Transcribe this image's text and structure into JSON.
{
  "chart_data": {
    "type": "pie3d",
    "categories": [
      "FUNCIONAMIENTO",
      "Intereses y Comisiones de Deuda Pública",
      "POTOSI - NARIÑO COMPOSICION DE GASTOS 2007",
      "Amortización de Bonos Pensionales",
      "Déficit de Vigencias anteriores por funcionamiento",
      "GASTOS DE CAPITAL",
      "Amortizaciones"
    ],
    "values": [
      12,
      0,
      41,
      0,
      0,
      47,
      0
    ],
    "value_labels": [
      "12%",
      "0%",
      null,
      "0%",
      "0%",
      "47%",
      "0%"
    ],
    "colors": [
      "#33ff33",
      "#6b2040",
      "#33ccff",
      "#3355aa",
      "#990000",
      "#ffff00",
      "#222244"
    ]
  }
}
::::::::::
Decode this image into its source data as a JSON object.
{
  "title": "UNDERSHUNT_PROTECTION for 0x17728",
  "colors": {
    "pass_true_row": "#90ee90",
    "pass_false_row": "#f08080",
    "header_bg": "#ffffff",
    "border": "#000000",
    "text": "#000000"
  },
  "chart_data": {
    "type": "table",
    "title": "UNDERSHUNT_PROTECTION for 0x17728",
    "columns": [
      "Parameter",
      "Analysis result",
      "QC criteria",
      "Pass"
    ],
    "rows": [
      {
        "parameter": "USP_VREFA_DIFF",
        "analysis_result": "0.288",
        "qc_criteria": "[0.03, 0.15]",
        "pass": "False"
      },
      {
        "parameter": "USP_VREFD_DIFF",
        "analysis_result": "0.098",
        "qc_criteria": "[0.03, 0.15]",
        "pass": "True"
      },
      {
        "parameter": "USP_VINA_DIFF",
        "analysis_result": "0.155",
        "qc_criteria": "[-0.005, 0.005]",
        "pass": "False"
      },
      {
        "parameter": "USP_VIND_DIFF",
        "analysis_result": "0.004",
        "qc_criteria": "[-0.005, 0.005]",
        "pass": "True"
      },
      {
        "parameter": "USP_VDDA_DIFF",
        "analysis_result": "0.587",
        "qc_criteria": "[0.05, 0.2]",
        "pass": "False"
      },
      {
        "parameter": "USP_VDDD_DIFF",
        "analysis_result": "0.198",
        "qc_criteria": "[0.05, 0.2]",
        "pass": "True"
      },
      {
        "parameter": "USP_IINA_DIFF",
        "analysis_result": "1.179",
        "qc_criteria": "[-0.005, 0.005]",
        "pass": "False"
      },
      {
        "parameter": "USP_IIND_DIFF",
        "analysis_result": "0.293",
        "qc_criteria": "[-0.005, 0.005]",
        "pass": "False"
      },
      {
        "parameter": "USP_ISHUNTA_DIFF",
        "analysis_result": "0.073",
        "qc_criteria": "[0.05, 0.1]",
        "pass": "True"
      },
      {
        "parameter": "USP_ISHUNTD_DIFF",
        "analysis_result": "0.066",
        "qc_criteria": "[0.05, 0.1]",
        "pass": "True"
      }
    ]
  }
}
::::::::::
■ Aim
From the listing above, copy out each line where the word "into" appears.

■ Response below
Transcribe this image's text and structure into JSON.
Decode this image into its source data as a JSON object.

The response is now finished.